▶ [JOBS]:
(1) List every legal authority (court case or statute section) cited in the excerpt about the dispute over homestead insurance proceeds.
(2) Write the next paragraph of the excerpt about the dispute over homestead insurance proceeds, starting after its final sentence.

Specifically, Insurer cited Quiroga v. Citizens Property Insurance Corp., 34
So. 3d 101 (Fla. 3d DCA 2010), arguing “insurance proceeds for homestead
property are constitutionally protected to the same extent as the property
and cannot be divested by a homeowner through an unsecured
agreement.” Insurer further contended, “[d]espite the lack of a secured
agreement, the alleged [AOB was] not a proper conveyance of homestead
property” because it did not comply with sections 689.01 and 689.111,
Florida Statutes (2019).

    In response, Appellant filed an amended memorandum of law.
According to Appellant, Quiroga was distinguishable “because it involved
a charging lien imposed on proceeds from an insurance policy [and] not,
like here, a voluntary transfer of benefits on the part of the [I]nsured[s].”
Additionally, Appellant contended that sections 689.01 and 689.111 had
“nothing to do with the assignment of benefits provided to [Appellant] by
the Insureds . . . .”

▶ [DATASET ENTRIES]:
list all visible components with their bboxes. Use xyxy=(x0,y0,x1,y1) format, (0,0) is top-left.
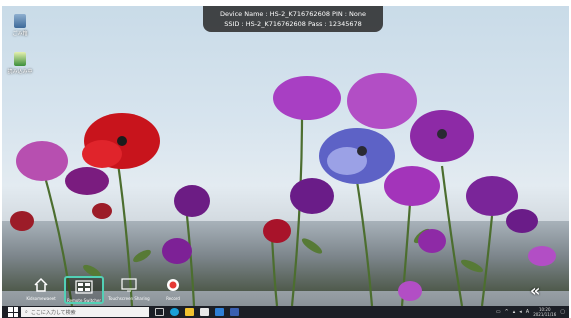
search-icon: ⌕ xyxy=(25,309,28,315)
dock-item-label: Touchscreen Sharing xyxy=(108,296,150,301)
desktop-icon-label: 読み込み中 xyxy=(7,69,33,75)
grid-icon xyxy=(75,278,93,296)
recycle-bin-icon xyxy=(14,14,26,28)
desktop: ごみ箱 読み込み中 Device Name : HS-2_K716762608 … xyxy=(2,6,569,306)
volume-icon[interactable]: ◂ xyxy=(519,309,522,315)
taskbar-search-box[interactable]: ⌕ ここに入力して検索 xyxy=(21,307,149,317)
ssid-pass-text: SSID : HS-2_K716762608 Pass : 12345678 xyxy=(224,20,362,28)
connection-info-banner: Device Name : HS-2_K716762608 PIN : None… xyxy=(203,6,383,32)
dock-item-label: Remote Switcher xyxy=(66,298,102,303)
file-explorer-icon[interactable] xyxy=(185,308,194,316)
chevron-up-icon[interactable]: ^ xyxy=(505,309,509,315)
mail-icon[interactable] xyxy=(215,308,224,316)
desktop-icon-app-shortcut[interactable]: 読み込み中 xyxy=(4,52,36,75)
network-icon[interactable]: ▴ xyxy=(513,309,516,315)
taskbar: ⌕ ここに入力して検索 ▭ ^ ▴ ◂ A 10:20 2021/11/16 ▢ xyxy=(2,306,569,318)
desktop-icon-label: ごみ箱 xyxy=(12,31,28,37)
home-icon xyxy=(32,276,50,294)
dock-item-home[interactable]: Kidsomewaeet xyxy=(22,276,60,304)
edge-icon[interactable] xyxy=(170,308,179,316)
app-shortcut-icon xyxy=(14,52,26,66)
wallpaper-flowers xyxy=(10,73,556,306)
record-icon xyxy=(164,276,182,294)
taskview-icon[interactable] xyxy=(155,308,164,316)
system-tray: ▭ ^ ▴ ◂ A 10:20 2021/11/16 ▢ xyxy=(496,307,569,317)
device-name-pin-text: Device Name : HS-2_K716762608 PIN : None xyxy=(219,10,367,18)
dock-item-remote-switcher[interactable]: Remote Switcher xyxy=(64,276,104,304)
clock[interactable]: 10:20 2021/11/16 xyxy=(533,307,556,317)
desktop-icon-recycle-bin[interactable]: ごみ箱 xyxy=(4,14,36,37)
app-icon[interactable] xyxy=(230,308,239,316)
start-button[interactable] xyxy=(8,307,18,317)
search-placeholder: ここに入力して検索 xyxy=(30,309,76,316)
keyboard-icon[interactable]: ▭ xyxy=(496,309,501,315)
dock-collapse-button[interactable]: « xyxy=(530,281,540,300)
dock-item-label: Record xyxy=(166,296,180,301)
store-icon[interactable] xyxy=(200,308,209,316)
ime-indicator[interactable]: A xyxy=(526,309,529,315)
notification-icon[interactable]: ▢ xyxy=(560,309,565,315)
dock-item-touchscreen-sharing[interactable]: Touchscreen Sharing xyxy=(108,276,150,304)
screen-share-icon xyxy=(120,276,138,294)
dock-item-label: Kidsomewaeet xyxy=(26,296,56,301)
clock-date: 2021/11/16 xyxy=(533,312,557,317)
dock-item-record[interactable]: Record xyxy=(156,276,190,304)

▶ [RESPONSE LIST]:
(1)
- Quiroga v. Citizens Property Insurance Corp., 34 So. 3d 101 (Fla. 3d DCA 2010)
- Section 689.01, Florida Statutes (2019)
- Section 689.111, Florida Statutes (2019)

(2)
    Following a hearing on Insurer’s motion to dismiss, the trial court
entered an order granting the motion. Citing to Quiroga and to JD
Restoration Inc. v. Universal Property & Casualty Insurance Co., 245 So. 3d
809 (Fla. 4th DCA 2018)—a nonprecedential citation opinion involving an
identical issue—the court found that the assigned insurance proceeds
were “imbued with the same insulation as the property itself enjoys.” The
trial court stated that such insulation could be “stripped or avoided only
by proper procedure to create a secured interest in the insurance proceeds
in favor of [Appellant].” And, because the Insureds did not execute the
AOB in the manner which sections 689.01 and 689.111 prescribe, the trial
court found dismissal appropriate. This appeal followed.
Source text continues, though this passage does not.